Written problem:
Copy out each line of the listing that has the word "from" in it.

Dataset excerpts:
* * * * *

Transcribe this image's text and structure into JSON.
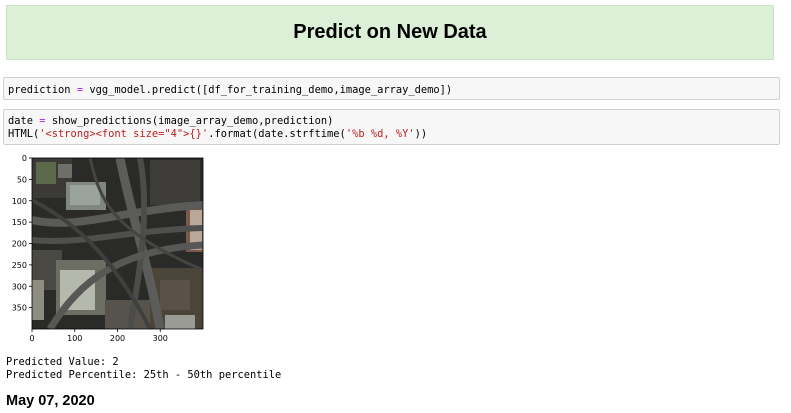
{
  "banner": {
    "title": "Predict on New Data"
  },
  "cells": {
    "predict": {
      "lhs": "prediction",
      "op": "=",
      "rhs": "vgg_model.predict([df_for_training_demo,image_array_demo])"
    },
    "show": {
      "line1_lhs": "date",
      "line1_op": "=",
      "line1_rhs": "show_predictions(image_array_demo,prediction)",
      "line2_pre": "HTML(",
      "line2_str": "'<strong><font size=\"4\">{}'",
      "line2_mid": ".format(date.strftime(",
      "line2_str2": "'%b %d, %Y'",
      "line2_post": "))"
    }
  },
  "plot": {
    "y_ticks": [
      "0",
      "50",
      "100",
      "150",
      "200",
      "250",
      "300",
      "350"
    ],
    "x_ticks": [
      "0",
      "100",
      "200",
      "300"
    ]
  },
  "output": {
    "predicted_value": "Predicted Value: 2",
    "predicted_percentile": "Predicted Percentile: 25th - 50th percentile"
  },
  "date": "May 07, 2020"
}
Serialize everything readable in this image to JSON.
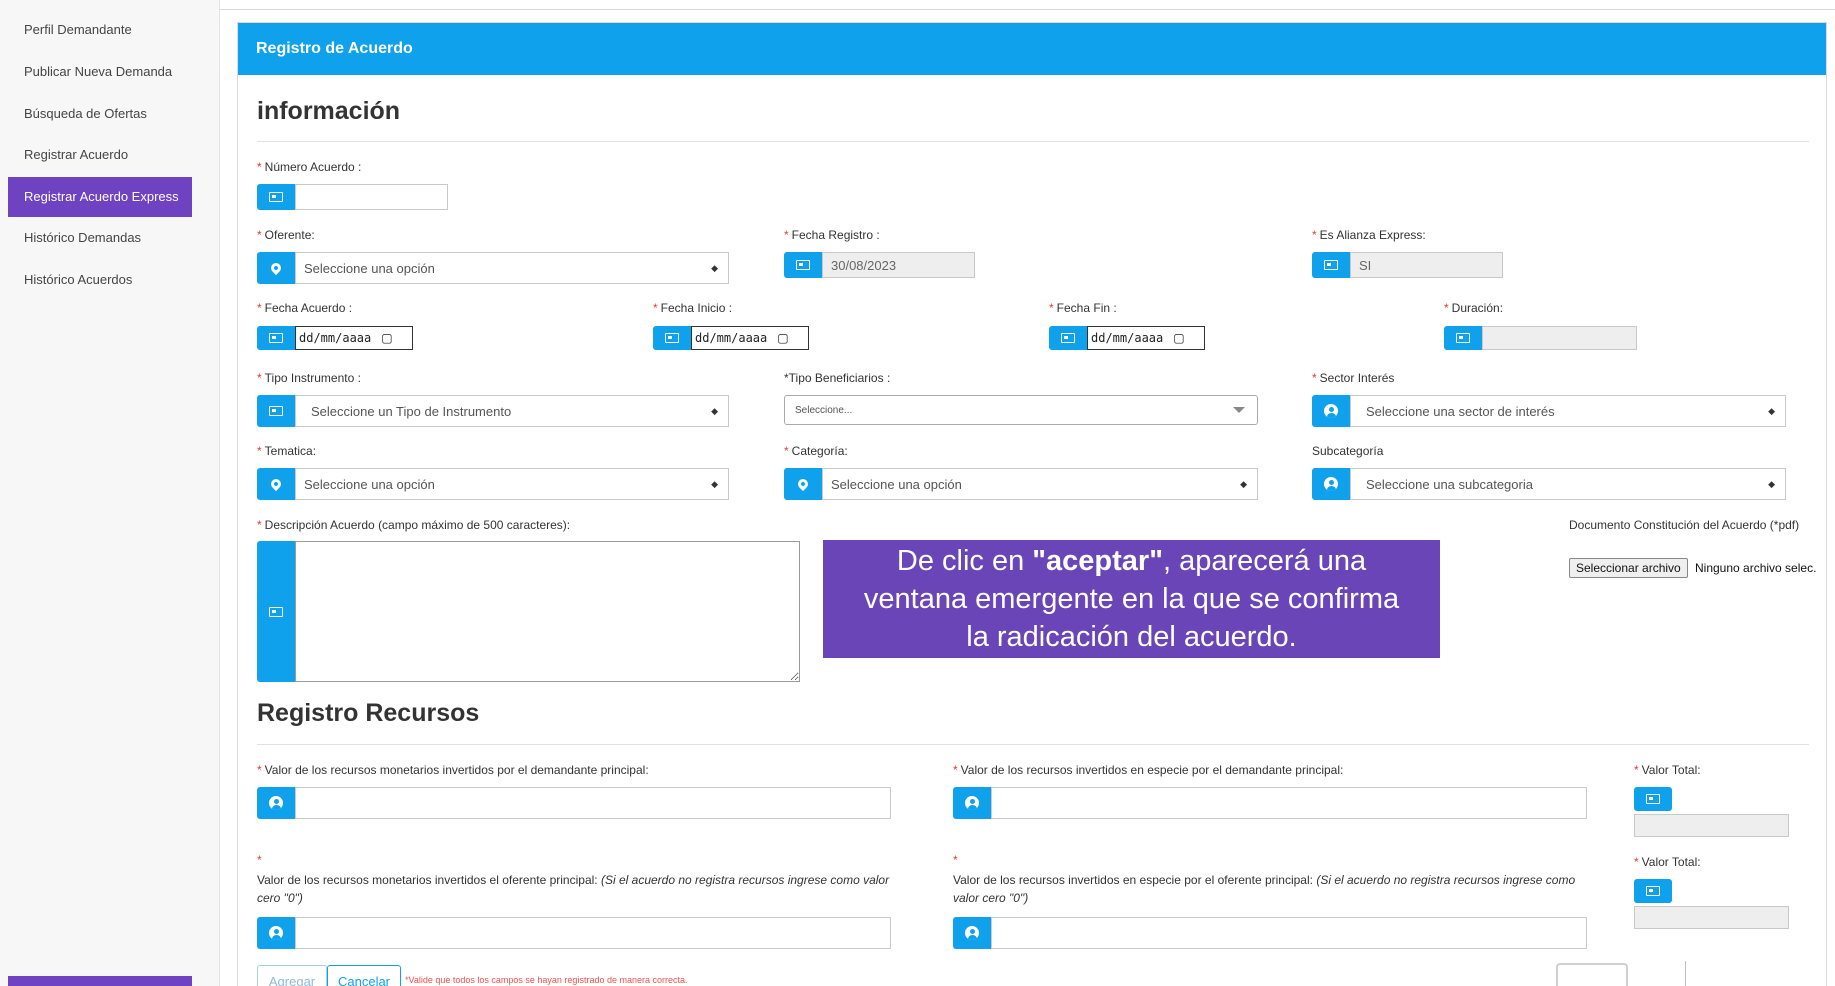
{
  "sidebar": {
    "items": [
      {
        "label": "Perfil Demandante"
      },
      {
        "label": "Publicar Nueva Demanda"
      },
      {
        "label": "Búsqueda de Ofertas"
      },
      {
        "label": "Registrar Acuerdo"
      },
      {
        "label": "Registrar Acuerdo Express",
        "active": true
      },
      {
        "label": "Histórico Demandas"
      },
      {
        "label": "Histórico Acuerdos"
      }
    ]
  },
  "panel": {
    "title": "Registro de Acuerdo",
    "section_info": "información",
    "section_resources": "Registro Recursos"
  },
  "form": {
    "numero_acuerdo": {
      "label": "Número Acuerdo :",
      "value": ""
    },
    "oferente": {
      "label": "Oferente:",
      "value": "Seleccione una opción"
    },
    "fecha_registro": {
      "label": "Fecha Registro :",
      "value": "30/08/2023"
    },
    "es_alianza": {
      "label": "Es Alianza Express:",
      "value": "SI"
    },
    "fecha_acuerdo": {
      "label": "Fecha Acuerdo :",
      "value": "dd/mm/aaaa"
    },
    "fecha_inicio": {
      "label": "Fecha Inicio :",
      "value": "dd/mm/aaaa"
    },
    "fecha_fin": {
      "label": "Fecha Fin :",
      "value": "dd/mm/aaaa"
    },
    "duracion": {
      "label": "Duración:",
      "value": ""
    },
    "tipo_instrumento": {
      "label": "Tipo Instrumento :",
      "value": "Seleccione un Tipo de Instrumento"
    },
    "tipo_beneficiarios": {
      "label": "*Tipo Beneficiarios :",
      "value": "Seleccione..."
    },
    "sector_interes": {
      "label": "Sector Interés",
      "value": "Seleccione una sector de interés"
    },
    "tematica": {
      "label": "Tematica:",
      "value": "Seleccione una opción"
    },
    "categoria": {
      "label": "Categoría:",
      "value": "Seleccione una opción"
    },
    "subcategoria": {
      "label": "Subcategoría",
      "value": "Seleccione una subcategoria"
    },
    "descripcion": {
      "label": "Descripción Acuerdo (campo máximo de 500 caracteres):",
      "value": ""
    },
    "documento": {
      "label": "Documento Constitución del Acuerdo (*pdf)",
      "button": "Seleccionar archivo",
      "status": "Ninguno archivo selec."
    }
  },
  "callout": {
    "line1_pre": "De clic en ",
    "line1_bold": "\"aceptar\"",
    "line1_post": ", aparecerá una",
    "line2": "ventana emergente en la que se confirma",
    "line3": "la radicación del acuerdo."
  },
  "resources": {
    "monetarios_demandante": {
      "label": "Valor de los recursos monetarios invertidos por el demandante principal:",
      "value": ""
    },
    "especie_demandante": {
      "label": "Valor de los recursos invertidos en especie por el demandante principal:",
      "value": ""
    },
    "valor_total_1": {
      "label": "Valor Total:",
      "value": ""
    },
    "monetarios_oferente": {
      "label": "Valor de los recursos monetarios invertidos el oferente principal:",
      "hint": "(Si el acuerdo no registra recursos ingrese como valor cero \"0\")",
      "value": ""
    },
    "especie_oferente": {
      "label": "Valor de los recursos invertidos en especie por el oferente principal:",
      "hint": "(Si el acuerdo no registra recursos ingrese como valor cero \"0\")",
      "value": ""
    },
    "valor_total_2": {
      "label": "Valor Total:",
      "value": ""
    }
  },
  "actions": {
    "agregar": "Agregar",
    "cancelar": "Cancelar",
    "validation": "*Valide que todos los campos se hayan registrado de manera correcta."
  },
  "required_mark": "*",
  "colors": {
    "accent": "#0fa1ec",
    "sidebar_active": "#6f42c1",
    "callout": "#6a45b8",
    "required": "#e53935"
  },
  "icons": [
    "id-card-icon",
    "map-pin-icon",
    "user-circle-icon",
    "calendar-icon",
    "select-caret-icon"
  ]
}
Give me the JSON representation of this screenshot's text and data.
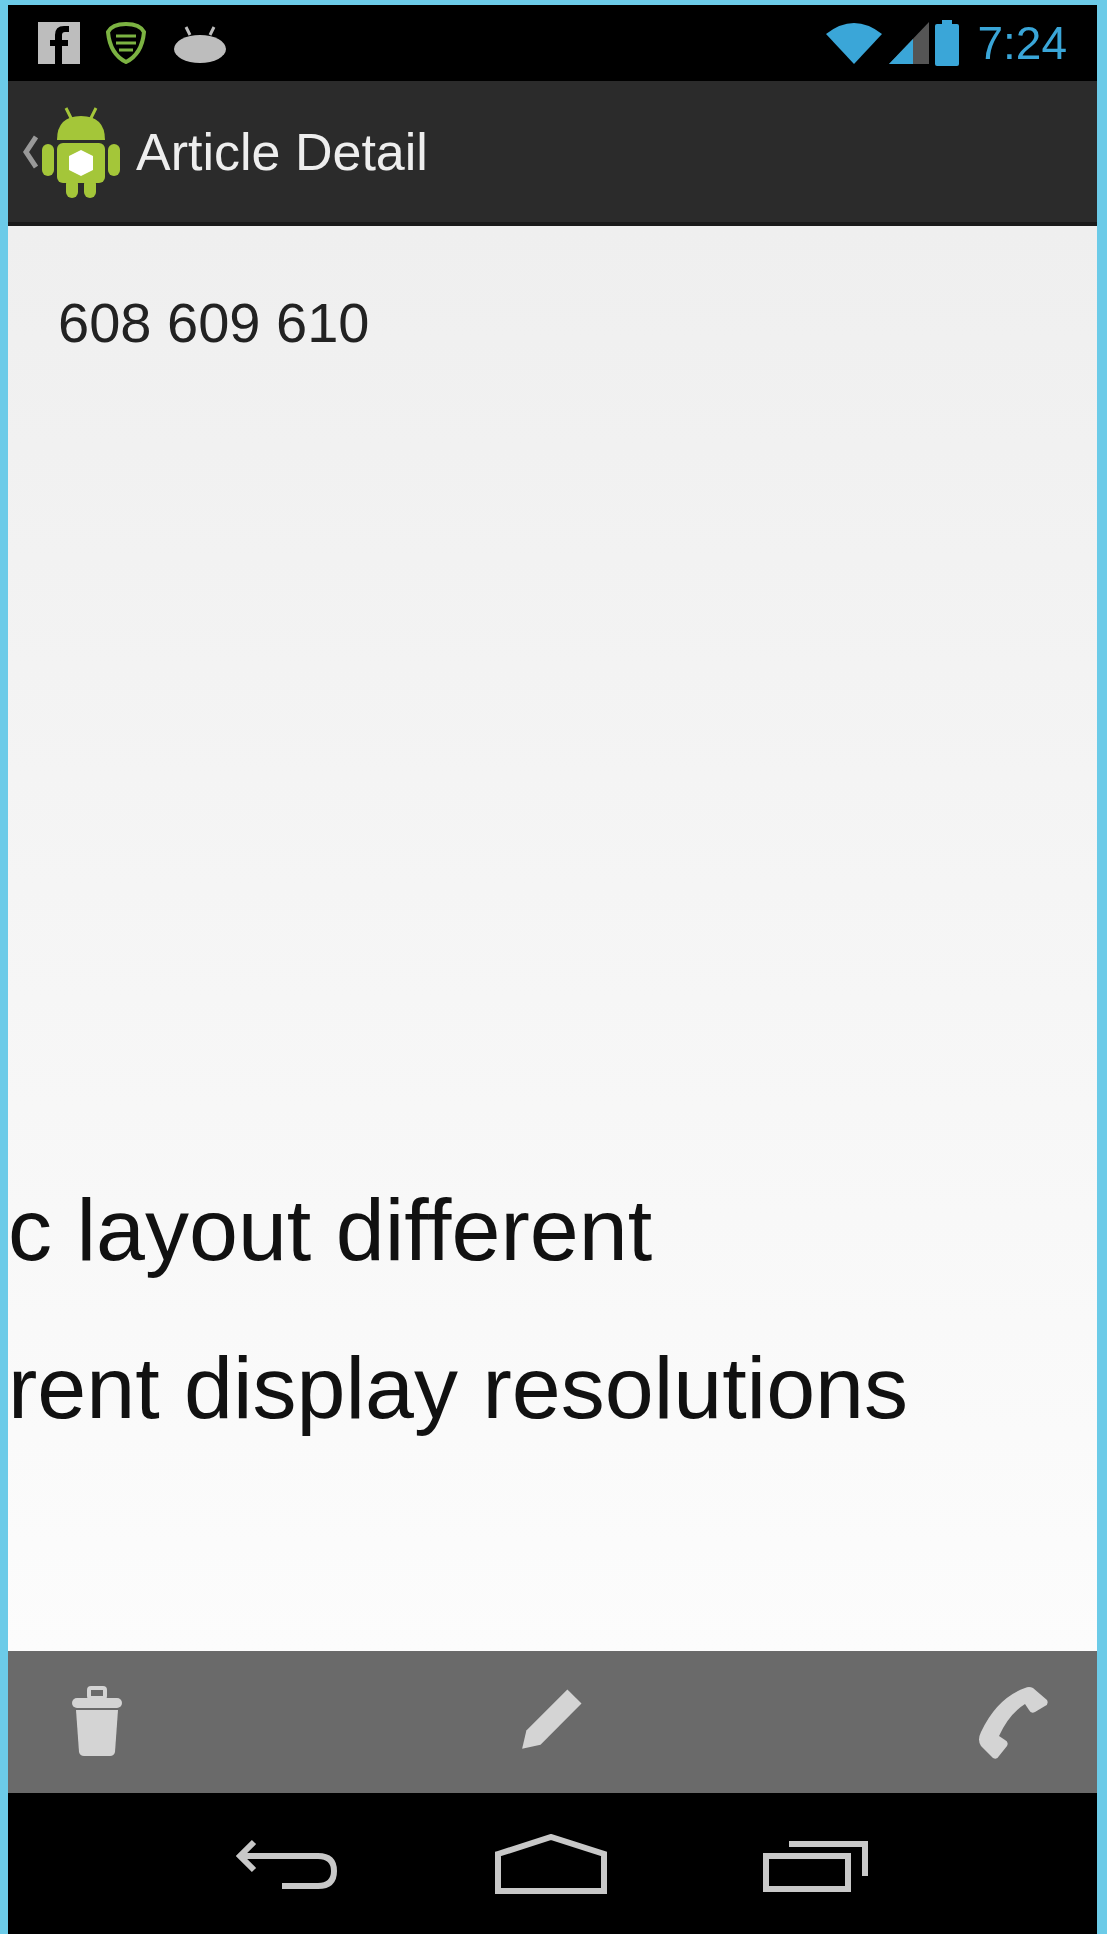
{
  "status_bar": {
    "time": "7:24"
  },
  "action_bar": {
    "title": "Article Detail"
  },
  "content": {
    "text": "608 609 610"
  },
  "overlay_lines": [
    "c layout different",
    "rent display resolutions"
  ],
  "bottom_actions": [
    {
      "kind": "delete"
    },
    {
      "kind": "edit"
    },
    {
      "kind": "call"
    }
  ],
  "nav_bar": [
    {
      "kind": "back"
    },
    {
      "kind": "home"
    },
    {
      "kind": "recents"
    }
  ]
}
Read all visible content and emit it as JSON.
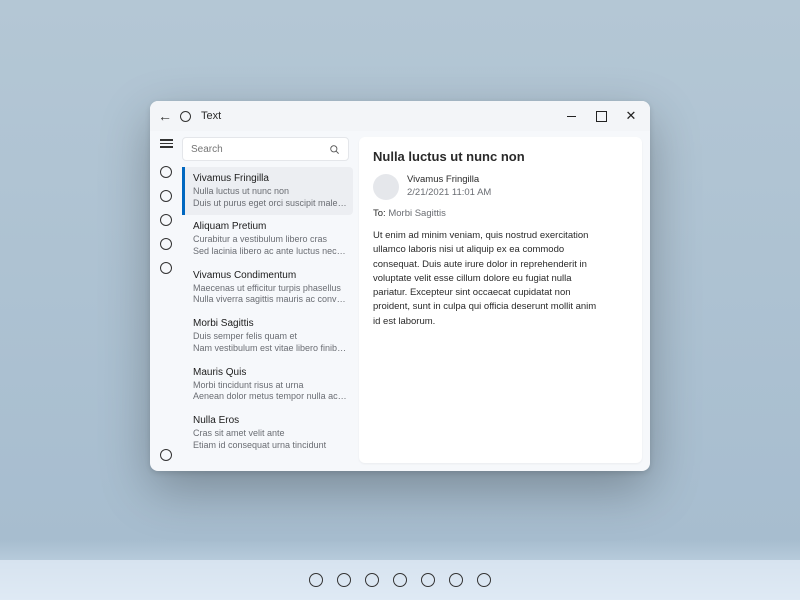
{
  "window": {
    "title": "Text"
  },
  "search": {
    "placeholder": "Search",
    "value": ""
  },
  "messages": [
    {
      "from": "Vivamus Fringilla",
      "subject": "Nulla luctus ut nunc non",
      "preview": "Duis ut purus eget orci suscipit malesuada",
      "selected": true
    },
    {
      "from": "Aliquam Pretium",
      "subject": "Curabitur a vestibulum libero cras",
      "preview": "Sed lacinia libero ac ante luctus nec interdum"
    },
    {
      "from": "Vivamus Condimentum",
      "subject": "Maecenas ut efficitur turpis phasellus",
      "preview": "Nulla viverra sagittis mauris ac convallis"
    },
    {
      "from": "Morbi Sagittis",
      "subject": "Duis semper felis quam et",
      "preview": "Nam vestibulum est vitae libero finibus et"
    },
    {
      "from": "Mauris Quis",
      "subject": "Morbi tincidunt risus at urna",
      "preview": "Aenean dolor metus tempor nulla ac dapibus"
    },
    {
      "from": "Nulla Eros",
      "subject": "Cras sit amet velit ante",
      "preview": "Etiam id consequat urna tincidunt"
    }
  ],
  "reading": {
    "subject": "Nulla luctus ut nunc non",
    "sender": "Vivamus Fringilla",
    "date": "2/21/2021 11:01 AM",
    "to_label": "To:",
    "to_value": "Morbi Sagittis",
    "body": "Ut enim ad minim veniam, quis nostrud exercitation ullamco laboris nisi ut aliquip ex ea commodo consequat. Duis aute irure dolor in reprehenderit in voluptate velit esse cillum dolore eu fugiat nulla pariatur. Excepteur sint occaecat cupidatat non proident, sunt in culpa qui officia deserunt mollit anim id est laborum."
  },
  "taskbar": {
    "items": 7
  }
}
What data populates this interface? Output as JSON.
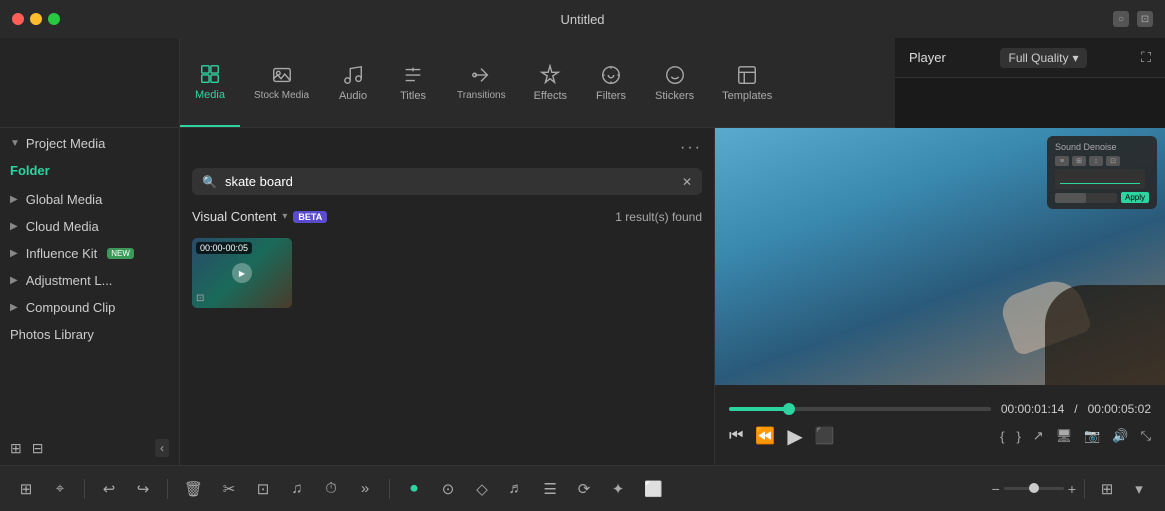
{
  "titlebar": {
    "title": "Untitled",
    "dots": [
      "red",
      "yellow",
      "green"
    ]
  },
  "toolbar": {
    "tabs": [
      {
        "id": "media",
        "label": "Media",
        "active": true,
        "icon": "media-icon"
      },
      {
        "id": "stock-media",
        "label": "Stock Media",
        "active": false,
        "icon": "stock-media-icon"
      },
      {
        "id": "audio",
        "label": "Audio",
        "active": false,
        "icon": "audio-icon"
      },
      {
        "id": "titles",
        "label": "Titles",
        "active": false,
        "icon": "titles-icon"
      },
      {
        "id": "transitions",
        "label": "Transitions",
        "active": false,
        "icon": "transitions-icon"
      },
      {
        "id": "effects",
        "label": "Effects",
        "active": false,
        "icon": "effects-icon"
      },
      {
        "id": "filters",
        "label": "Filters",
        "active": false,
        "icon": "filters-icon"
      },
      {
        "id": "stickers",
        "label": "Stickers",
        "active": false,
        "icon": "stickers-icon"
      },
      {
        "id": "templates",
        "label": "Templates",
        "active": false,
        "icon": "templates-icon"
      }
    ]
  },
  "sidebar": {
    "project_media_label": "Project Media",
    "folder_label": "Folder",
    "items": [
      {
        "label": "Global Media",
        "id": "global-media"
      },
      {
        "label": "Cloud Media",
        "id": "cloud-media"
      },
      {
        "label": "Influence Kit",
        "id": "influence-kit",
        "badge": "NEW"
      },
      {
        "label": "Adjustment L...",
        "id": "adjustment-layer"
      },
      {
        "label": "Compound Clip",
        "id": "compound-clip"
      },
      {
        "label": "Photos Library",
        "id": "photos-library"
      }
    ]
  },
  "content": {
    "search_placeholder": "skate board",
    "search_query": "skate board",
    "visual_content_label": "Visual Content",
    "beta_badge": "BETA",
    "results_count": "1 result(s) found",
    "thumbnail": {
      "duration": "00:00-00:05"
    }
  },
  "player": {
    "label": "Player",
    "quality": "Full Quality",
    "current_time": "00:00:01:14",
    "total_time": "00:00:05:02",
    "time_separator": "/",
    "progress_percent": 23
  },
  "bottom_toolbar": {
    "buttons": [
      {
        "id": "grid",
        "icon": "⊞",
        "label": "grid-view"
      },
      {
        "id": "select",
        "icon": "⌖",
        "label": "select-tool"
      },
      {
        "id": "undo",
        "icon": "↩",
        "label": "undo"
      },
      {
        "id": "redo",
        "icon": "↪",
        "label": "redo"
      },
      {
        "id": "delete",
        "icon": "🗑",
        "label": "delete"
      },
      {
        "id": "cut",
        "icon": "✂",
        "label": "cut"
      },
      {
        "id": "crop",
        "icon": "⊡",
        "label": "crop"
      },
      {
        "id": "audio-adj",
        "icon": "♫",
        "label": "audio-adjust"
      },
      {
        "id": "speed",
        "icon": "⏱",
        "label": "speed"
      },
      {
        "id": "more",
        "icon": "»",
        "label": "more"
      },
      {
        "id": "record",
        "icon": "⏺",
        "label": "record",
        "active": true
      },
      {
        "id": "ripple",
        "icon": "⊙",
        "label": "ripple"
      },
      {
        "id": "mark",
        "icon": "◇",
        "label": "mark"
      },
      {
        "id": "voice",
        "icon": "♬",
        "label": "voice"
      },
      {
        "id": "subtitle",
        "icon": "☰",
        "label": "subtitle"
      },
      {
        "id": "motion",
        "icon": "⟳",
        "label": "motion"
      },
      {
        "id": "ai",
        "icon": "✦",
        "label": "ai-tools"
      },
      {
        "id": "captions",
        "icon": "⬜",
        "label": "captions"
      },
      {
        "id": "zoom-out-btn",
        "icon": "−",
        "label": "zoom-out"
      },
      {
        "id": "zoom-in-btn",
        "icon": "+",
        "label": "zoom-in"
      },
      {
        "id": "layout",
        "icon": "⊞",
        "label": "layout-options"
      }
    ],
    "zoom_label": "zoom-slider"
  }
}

* * * * *

Result:
      "from": "Vivamus Fringilla",
      "from": "Aliquam Pretium",
      "from": "Vivamus Condimentum",
      "from": "Morbi Sagittis",
      "from": "Mauris Quis",
      "from": "Nulla Eros",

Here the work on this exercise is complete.